## TASK REQUIREMENTS
Only a number is wanted: how many lines in the listing contain the word "wulung"?

## EXERCISE INPUTS
## Start

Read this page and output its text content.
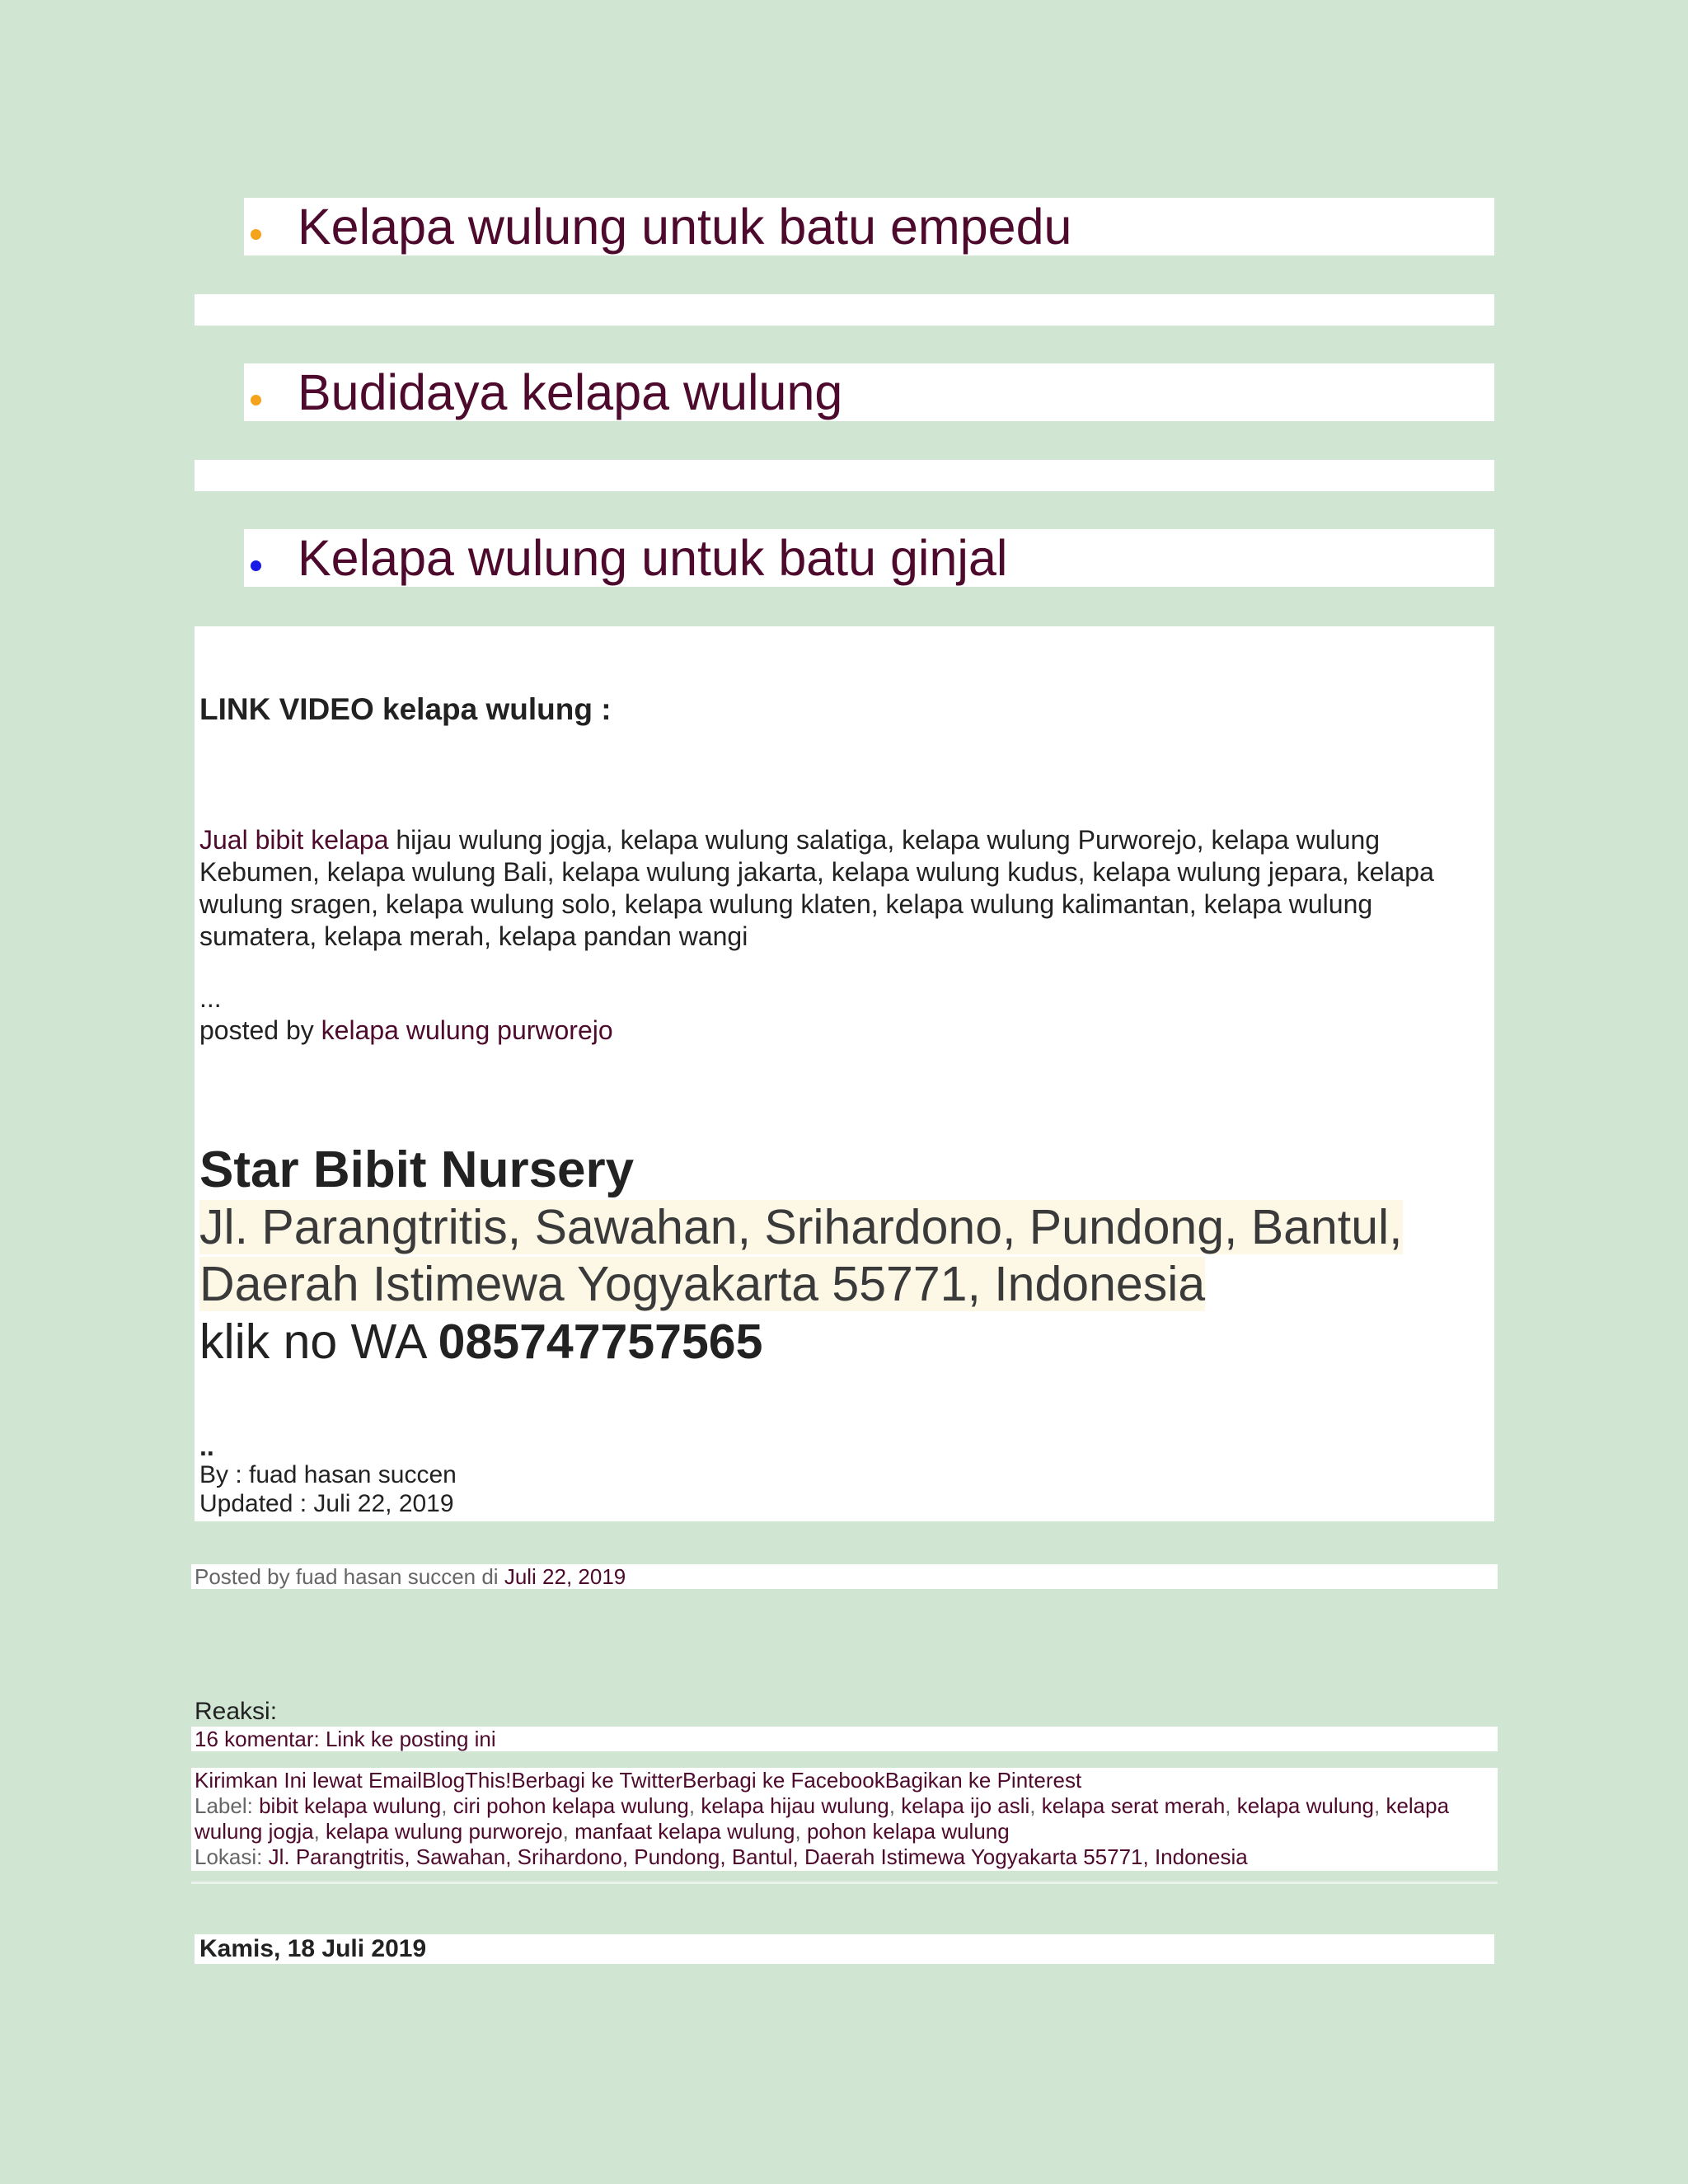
Kelapa wulung untuk batu empedu
Budidaya kelapa wulung
Kelapa wulung untuk batu ginjal
LINK VIDEO kelapa wulung :
Jual bibit kelapa hijau wulung jogja, kelapa wulung salatiga, kelapa wulung Purworejo, kelapa wulung Kebumen, kelapa wulung Bali, kelapa wulung jakarta, kelapa wulung kudus, kelapa wulung jepara, kelapa wulung sragen, kelapa wulung solo, kelapa wulung klaten, kelapa wulung kalimantan, kelapa wulung sumatera, kelapa merah, kelapa pandan wangi
...
posted by kelapa wulung purworejo
Star Bibit Nursery
Jl. Parangtritis, Sawahan, Srihardono, Pundong, Bantul,
Daerah Istimewa Yogyakarta 55771, Indonesia
klik no WA 085747757565
..
By : fuad hasan succen
Updated : Juli 22, 2019
Posted by fuad hasan succen di Juli 22, 2019
Reaksi:
16 komentar: Link ke posting ini
Kirimkan Ini lewat EmailBlogThis!Berbagi ke TwitterBerbagi ke FacebookBagikan ke Pinterest
Label: bibit kelapa wulung, ciri pohon kelapa wulung, kelapa hijau wulung, kelapa ijo asli, kelapa serat merah, kelapa wulung, kelapa wulung jogja, kelapa wulung purworejo, manfaat kelapa wulung, pohon kelapa wulung
Lokasi: Jl. Parangtritis, Sawahan, Srihardono, Pundong, Bantul, Daerah Istimewa Yogyakarta 55771, Indonesia
Kamis, 18 Juli 2019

## End

## RESPONSE TO THIS EXERCISE
7